■ **Work to complete**
Copy everything in the listing below word for word, apart from any images.

(Stored items from a collection)
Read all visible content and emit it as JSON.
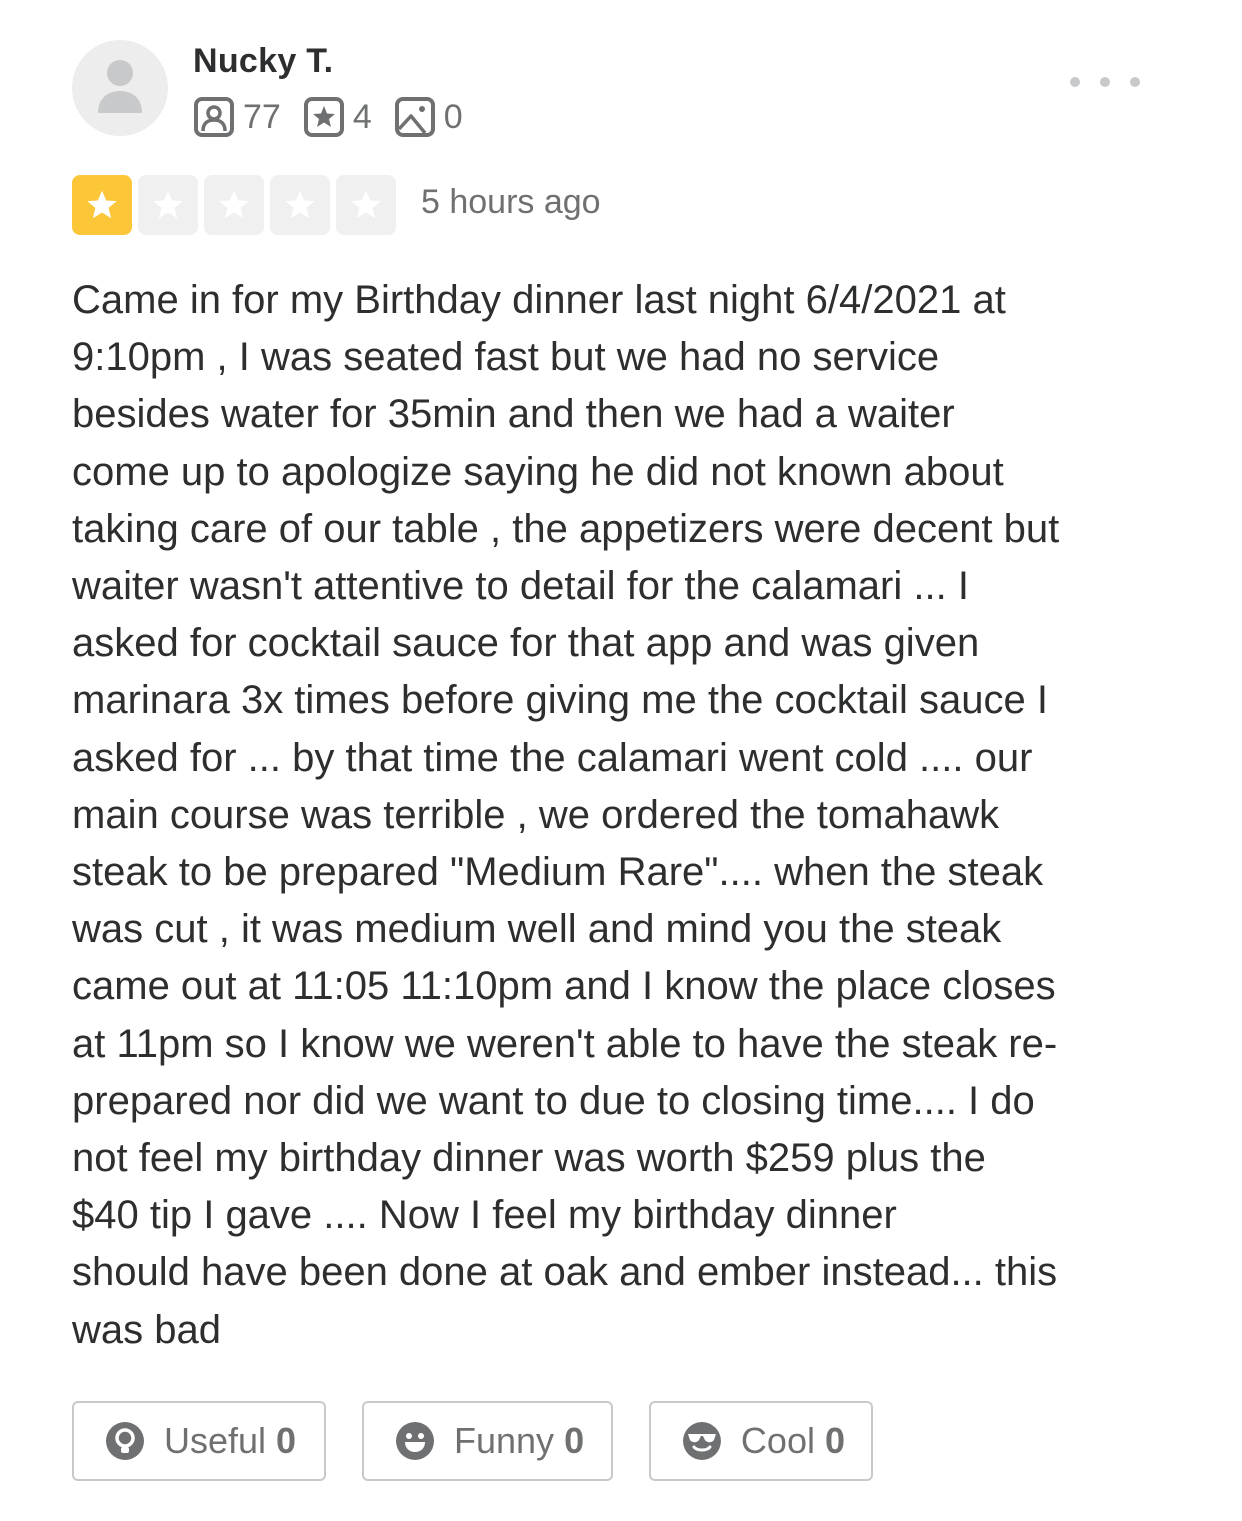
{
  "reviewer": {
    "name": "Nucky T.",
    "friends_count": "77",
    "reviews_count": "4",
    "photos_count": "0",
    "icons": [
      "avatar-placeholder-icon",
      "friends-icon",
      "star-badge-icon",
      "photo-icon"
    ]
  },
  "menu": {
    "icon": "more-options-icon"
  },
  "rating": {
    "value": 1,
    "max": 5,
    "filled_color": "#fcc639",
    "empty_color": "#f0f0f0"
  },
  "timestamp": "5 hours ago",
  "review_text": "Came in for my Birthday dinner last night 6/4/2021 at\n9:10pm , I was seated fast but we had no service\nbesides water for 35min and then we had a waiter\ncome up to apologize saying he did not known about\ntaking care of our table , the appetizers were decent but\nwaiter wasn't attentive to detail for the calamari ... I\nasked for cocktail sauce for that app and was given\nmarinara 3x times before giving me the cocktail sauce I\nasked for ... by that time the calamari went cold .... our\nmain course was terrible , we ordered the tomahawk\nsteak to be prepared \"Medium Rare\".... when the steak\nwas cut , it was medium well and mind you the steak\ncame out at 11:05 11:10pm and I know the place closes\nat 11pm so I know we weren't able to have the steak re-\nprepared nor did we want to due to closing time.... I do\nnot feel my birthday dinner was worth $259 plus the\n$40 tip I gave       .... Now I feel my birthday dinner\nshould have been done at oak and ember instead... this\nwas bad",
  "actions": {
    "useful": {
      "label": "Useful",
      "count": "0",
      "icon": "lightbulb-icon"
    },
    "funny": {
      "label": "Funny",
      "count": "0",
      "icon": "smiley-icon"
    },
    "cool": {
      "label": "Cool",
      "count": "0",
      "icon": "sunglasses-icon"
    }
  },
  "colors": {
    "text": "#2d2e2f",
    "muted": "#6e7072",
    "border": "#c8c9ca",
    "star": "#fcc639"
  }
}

■ **Answer to the problem**
Read all visible content and emit it as JSON.
{
  "reviewer": {
    "name": "Nucky T.",
    "friends_count": "77",
    "reviews_count": "4",
    "photos_count": "0",
    "icons": [
      "avatar-placeholder-icon",
      "friends-icon",
      "star-badge-icon",
      "photo-icon"
    ]
  },
  "menu": {
    "icon": "more-options-icon"
  },
  "rating": {
    "value": 1,
    "max": 5,
    "filled_color": "#fcc639",
    "empty_color": "#f0f0f0"
  },
  "timestamp": "5 hours ago",
  "review_text": "Came in for my Birthday dinner last night 6/4/2021 at\n9:10pm , I was seated fast but we had no service\nbesides water for 35min and then we had a waiter\ncome up to apologize saying he did not known about\ntaking care of our table , the appetizers were decent but\nwaiter wasn't attentive to detail for the calamari ... I\nasked for cocktail sauce for that app and was given\nmarinara 3x times before giving me the cocktail sauce I\nasked for ... by that time the calamari went cold .... our\nmain course was terrible , we ordered the tomahawk\nsteak to be prepared \"Medium Rare\".... when the steak\nwas cut , it was medium well and mind you the steak\ncame out at 11:05 11:10pm and I know the place closes\nat 11pm so I know we weren't able to have the steak re-\nprepared nor did we want to due to closing time.... I do\nnot feel my birthday dinner was worth $259 plus the\n$40 tip I gave       .... Now I feel my birthday dinner\nshould have been done at oak and ember instead... this\nwas bad",
  "actions": {
    "useful": {
      "label": "Useful",
      "count": "0",
      "icon": "lightbulb-icon"
    },
    "funny": {
      "label": "Funny",
      "count": "0",
      "icon": "smiley-icon"
    },
    "cool": {
      "label": "Cool",
      "count": "0",
      "icon": "sunglasses-icon"
    }
  },
  "colors": {
    "text": "#2d2e2f",
    "muted": "#6e7072",
    "border": "#c8c9ca",
    "star": "#fcc639"
  }
}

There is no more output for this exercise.